#### [Task brief]
Locate the string "league" throughout the material and copy every line in which it occurs.

____ Input rows

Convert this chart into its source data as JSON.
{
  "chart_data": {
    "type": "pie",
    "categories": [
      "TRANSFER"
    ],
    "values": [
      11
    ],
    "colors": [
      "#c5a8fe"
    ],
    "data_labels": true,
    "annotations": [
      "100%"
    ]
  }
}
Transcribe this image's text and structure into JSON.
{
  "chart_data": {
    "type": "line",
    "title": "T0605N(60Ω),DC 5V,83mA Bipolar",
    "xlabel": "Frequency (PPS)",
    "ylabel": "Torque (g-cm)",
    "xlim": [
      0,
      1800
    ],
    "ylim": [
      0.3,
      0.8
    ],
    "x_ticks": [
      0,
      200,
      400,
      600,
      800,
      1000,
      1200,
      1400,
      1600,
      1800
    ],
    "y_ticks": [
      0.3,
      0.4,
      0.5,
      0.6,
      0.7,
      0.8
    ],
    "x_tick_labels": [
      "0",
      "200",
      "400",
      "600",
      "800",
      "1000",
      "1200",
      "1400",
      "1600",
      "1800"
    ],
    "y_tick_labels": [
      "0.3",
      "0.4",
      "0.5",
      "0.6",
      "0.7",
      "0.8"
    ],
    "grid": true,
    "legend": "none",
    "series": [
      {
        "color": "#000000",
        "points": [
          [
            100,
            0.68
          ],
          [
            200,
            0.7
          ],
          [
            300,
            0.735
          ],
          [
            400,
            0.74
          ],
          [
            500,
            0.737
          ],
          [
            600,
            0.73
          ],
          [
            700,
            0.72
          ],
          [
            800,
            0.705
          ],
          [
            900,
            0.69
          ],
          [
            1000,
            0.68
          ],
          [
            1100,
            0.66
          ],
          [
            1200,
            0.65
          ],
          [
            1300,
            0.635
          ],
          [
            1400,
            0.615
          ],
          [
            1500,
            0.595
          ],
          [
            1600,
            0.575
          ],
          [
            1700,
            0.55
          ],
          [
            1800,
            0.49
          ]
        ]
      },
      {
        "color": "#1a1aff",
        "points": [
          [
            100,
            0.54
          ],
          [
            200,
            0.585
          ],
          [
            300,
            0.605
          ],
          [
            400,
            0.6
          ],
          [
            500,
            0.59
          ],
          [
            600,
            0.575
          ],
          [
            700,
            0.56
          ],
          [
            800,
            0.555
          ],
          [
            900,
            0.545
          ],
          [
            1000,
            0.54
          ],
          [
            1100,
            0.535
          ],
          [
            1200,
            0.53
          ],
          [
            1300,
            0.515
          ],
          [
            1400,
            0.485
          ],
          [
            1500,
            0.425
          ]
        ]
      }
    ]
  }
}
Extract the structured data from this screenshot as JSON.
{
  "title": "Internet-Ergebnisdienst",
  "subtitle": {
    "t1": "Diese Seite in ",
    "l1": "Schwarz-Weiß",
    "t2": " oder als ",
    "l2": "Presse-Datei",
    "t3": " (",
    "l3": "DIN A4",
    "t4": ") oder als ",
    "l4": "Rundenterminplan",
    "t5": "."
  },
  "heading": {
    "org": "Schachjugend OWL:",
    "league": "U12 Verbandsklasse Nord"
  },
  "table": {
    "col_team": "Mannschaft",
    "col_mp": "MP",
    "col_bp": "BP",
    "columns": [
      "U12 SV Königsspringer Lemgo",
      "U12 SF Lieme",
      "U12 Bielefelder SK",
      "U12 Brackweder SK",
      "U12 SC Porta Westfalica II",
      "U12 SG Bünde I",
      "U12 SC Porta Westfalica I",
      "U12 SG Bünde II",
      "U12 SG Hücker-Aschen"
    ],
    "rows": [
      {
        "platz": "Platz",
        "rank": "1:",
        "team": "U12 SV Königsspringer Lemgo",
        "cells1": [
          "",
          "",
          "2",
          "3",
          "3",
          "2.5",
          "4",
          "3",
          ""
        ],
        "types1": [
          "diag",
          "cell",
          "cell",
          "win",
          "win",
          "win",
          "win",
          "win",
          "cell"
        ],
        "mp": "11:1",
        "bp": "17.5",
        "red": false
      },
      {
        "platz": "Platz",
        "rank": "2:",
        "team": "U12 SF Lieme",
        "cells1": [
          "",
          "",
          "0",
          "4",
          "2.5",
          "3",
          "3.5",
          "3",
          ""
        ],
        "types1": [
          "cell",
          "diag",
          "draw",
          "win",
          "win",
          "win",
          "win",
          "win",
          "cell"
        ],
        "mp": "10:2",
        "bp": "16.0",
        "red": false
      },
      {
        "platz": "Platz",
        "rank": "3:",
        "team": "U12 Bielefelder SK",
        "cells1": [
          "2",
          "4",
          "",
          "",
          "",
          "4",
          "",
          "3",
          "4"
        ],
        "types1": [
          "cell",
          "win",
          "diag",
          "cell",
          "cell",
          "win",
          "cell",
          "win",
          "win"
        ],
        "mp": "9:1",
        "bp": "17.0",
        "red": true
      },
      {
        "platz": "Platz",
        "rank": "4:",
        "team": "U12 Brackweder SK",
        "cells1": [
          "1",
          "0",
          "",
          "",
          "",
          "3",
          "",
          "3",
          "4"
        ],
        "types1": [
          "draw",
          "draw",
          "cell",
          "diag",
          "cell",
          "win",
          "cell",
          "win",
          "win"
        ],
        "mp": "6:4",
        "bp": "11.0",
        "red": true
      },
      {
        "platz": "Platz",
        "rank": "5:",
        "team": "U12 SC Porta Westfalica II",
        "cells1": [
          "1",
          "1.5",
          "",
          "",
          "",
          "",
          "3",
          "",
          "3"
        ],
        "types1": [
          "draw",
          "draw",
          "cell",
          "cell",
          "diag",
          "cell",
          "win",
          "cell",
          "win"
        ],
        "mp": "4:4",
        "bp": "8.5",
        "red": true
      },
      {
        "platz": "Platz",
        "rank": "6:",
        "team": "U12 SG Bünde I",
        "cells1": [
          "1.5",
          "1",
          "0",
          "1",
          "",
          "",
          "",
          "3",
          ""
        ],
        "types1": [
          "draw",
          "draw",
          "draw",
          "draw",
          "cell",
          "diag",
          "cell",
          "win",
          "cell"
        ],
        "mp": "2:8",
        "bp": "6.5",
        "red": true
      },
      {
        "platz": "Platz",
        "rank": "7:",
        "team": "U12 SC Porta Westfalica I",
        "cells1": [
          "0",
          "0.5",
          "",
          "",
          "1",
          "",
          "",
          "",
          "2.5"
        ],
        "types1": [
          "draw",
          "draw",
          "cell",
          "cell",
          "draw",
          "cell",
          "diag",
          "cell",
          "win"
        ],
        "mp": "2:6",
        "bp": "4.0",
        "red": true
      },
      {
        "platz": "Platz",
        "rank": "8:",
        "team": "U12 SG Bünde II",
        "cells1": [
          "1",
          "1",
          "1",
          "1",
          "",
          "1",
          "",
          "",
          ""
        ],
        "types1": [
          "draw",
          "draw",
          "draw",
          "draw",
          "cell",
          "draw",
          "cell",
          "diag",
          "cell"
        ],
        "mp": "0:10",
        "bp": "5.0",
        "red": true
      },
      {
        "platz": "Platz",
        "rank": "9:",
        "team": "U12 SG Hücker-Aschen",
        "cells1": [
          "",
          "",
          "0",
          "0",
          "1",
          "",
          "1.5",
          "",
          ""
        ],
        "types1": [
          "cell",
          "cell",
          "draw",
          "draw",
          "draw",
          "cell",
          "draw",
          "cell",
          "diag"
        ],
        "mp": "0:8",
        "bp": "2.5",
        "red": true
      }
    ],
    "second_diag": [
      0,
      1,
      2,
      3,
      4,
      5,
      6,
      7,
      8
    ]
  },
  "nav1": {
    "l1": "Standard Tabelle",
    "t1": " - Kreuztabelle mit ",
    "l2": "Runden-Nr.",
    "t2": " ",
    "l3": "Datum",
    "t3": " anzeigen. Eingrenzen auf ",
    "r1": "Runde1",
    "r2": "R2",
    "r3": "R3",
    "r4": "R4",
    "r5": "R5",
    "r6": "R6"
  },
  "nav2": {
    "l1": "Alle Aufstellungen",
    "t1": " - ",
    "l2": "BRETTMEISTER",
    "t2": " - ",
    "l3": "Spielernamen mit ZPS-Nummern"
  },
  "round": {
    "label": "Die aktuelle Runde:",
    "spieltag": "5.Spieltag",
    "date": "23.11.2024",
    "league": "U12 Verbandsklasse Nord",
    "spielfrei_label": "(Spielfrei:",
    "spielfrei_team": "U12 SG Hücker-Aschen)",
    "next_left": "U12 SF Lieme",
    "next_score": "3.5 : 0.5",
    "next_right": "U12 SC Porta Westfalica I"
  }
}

________

#### [Correct output]
    "league": "U12 Verbandsklasse Nord"
    "league": "U12 Verbandsklasse Nord",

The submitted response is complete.